Problem to work on: Retype every line of the listing below without changing anything.

(Stored items)
[start]
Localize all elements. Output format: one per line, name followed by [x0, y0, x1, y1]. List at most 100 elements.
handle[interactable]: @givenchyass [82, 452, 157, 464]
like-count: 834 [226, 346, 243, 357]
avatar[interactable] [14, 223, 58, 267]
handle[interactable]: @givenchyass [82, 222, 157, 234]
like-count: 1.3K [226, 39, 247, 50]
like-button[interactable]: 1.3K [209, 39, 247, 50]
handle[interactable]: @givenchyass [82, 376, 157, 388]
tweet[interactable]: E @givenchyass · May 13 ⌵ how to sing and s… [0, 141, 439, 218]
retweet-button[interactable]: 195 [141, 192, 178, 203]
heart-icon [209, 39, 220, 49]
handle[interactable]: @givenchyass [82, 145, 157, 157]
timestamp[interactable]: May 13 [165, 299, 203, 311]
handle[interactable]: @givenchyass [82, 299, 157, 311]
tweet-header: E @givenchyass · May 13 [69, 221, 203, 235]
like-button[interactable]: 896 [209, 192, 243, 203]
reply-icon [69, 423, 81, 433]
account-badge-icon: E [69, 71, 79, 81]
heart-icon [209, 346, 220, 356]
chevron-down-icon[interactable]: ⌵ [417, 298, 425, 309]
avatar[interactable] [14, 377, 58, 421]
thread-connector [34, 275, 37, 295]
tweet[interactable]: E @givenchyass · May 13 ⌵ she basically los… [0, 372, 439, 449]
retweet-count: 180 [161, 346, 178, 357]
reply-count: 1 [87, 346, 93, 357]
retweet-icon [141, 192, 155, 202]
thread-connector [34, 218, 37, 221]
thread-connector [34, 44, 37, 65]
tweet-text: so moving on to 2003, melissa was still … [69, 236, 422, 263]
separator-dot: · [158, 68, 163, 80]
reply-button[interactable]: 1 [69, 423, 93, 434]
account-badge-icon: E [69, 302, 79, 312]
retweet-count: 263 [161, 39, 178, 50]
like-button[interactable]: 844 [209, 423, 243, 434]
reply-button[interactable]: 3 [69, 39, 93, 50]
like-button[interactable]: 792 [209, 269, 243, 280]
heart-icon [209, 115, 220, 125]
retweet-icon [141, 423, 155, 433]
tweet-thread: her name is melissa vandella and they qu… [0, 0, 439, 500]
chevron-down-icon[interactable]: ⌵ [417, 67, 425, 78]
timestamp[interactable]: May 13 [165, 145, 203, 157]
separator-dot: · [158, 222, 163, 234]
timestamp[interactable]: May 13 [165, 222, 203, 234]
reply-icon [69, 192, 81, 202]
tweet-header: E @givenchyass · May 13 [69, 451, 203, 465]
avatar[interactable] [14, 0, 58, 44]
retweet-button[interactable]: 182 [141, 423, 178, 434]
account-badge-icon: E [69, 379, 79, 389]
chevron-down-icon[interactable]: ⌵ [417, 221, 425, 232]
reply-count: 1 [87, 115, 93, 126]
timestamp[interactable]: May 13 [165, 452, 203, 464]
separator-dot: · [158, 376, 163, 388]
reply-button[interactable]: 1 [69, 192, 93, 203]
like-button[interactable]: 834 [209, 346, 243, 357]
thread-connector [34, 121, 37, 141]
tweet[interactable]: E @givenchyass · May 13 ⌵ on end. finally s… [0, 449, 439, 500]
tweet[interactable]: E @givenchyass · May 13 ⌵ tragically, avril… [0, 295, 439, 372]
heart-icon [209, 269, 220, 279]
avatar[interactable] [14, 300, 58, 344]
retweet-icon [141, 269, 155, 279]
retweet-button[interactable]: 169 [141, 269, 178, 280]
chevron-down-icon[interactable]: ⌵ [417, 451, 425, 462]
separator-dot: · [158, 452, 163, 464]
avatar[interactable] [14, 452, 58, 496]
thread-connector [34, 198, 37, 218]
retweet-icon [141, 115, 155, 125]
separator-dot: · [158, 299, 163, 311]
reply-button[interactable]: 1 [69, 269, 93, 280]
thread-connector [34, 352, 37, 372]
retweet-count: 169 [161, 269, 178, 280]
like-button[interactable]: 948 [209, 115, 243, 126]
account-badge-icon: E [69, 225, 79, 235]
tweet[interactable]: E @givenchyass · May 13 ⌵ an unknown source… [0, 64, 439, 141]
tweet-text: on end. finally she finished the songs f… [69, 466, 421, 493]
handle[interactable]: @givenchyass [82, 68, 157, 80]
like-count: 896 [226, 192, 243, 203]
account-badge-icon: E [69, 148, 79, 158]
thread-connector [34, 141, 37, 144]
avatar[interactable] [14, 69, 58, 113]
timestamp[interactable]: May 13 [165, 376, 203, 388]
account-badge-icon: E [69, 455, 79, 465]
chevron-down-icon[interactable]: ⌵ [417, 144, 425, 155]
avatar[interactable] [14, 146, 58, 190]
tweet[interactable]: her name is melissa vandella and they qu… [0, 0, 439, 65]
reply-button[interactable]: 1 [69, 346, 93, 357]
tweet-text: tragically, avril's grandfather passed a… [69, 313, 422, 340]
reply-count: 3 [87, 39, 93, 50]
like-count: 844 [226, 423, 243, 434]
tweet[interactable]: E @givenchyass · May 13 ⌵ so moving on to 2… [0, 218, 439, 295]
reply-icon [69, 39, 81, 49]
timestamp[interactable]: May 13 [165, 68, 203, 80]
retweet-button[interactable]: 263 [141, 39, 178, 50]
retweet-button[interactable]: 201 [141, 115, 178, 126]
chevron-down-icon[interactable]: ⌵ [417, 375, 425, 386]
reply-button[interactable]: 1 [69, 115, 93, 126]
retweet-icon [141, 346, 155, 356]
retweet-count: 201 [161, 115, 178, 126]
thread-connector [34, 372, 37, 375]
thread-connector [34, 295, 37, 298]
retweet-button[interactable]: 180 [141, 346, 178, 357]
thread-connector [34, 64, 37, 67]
[end]
Output of the exercise:
Localize all elements. Output format: one per line, name followed by [x0, y0, x1, y1]. List at most 100 elements.
handle[interactable]: @givenchyass [82, 452, 157, 464]
like-count: 834 [226, 346, 243, 357]
avatar[interactable] [14, 223, 58, 267]
handle[interactable]: @givenchyass [82, 222, 157, 234]
like-count: 1.3K [226, 39, 247, 50]
like-button[interactable]: 1.3K [209, 39, 247, 50]
handle[interactable]: @givenchyass [82, 376, 157, 388]
tweet[interactable]: E @givenchyass · May 13 ⌵ how to sing and s… [0, 141, 439, 218]
retweet-button[interactable]: 195 [141, 192, 178, 203]
heart-icon [209, 39, 220, 49]
handle[interactable]: @givenchyass [82, 145, 157, 157]
timestamp[interactable]: May 13 [165, 299, 203, 311]
handle[interactable]: @givenchyass [82, 299, 157, 311]
tweet-header: E @givenchyass · May 13 [69, 221, 203, 235]
like-button[interactable]: 896 [209, 192, 243, 203]
reply-icon [69, 423, 81, 433]
account-badge-icon: E [69, 71, 79, 81]
heart-icon [209, 346, 220, 356]
chevron-down-icon[interactable]: ⌵ [417, 298, 425, 309]
avatar[interactable] [14, 377, 58, 421]
thread-connector [34, 275, 37, 295]
tweet[interactable]: E @givenchyass · May 13 ⌵ she basically los… [0, 372, 439, 449]
retweet-count: 180 [161, 346, 178, 357]
reply-count: 1 [87, 346, 93, 357]
retweet-icon [141, 192, 155, 202]
thread-connector [34, 218, 37, 221]
thread-connector [34, 44, 37, 65]
tweet-text: so moving on to 2003, melissa was still … [69, 236, 422, 263]
separator-dot: · [158, 68, 163, 80]
reply-button[interactable]: 1 [69, 423, 93, 434]
account-badge-icon: E [69, 302, 79, 312]
retweet-count: 263 [161, 39, 178, 50]
like-button[interactable]: 844 [209, 423, 243, 434]
reply-button[interactable]: 3 [69, 39, 93, 50]
like-button[interactable]: 792 [209, 269, 243, 280]
heart-icon [209, 115, 220, 125]
retweet-icon [141, 423, 155, 433]
tweet-thread: her name is melissa vandella and they qu… [0, 0, 439, 500]
chevron-down-icon[interactable]: ⌵ [417, 67, 425, 78]
timestamp[interactable]: May 13 [165, 145, 203, 157]
separator-dot: · [158, 222, 163, 234]
timestamp[interactable]: May 13 [165, 222, 203, 234]
reply-icon [69, 192, 81, 202]
tweet-header: E @givenchyass · May 13 [69, 451, 203, 465]
avatar[interactable] [14, 0, 58, 44]
retweet-button[interactable]: 182 [141, 423, 178, 434]
account-badge-icon: E [69, 379, 79, 389]
chevron-down-icon[interactable]: ⌵ [417, 221, 425, 232]
reply-count: 1 [87, 115, 93, 126]
timestamp[interactable]: May 13 [165, 452, 203, 464]
separator-dot: · [158, 376, 163, 388]
reply-button[interactable]: 1 [69, 192, 93, 203]
like-button[interactable]: 834 [209, 346, 243, 357]
thread-connector [34, 121, 37, 141]
tweet[interactable]: E @givenchyass · May 13 ⌵ on end. finally s… [0, 449, 439, 500]
tweet[interactable]: E @givenchyass · May 13 ⌵ tragically, avril… [0, 295, 439, 372]
heart-icon [209, 269, 220, 279]
avatar[interactable] [14, 300, 58, 344]
retweet-icon [141, 269, 155, 279]
retweet-button[interactable]: 169 [141, 269, 178, 280]
chevron-down-icon[interactable]: ⌵ [417, 451, 425, 462]
separator-dot: · [158, 452, 163, 464]
avatar[interactable] [14, 452, 58, 496]
thread-connector [34, 198, 37, 218]
retweet-icon [141, 115, 155, 125]
separator-dot: · [158, 299, 163, 311]
reply-button[interactable]: 1 [69, 269, 93, 280]
thread-connector [34, 352, 37, 372]
retweet-count: 169 [161, 269, 178, 280]
like-button[interactable]: 948 [209, 115, 243, 126]
account-badge-icon: E [69, 225, 79, 235]
tweet[interactable]: E @givenchyass · May 13 ⌵ an unknown source… [0, 64, 439, 141]
tweet-text: on end. finally she finished the songs f… [69, 466, 421, 493]
handle[interactable]: @givenchyass [82, 68, 157, 80]
like-count: 896 [226, 192, 243, 203]
account-badge-icon: E [69, 148, 79, 158]
thread-connector [34, 141, 37, 144]
avatar[interactable] [14, 69, 58, 113]
timestamp[interactable]: May 13 [165, 376, 203, 388]
account-badge-icon: E [69, 455, 79, 465]
chevron-down-icon[interactable]: ⌵ [417, 144, 425, 155]
avatar[interactable] [14, 146, 58, 190]
tweet[interactable]: her name is melissa vandella and they qu… [0, 0, 439, 65]
reply-button[interactable]: 1 [69, 346, 93, 357]
tweet-text: tragically, avril's grandfather passed a… [69, 313, 422, 340]
reply-count: 3 [87, 39, 93, 50]
like-count: 844 [226, 423, 243, 434]
tweet[interactable]: E @givenchyass · May 13 ⌵ so moving on to 2… [0, 218, 439, 295]
reply-icon [69, 39, 81, 49]
timestamp[interactable]: May 13 [165, 68, 203, 80]
retweet-button[interactable]: 263 [141, 39, 178, 50]
retweet-button[interactable]: 201 [141, 115, 178, 126]
chevron-down-icon[interactable]: ⌵ [417, 375, 425, 386]
reply-button[interactable]: 1 [69, 115, 93, 126]
retweet-icon [141, 346, 155, 356]
retweet-count: 201 [161, 115, 178, 126]
thread-connector [34, 372, 37, 375]
thread-connector [34, 295, 37, 298]
retweet-button[interactable]: 180 [141, 346, 178, 357]
thread-connector [34, 64, 37, 67]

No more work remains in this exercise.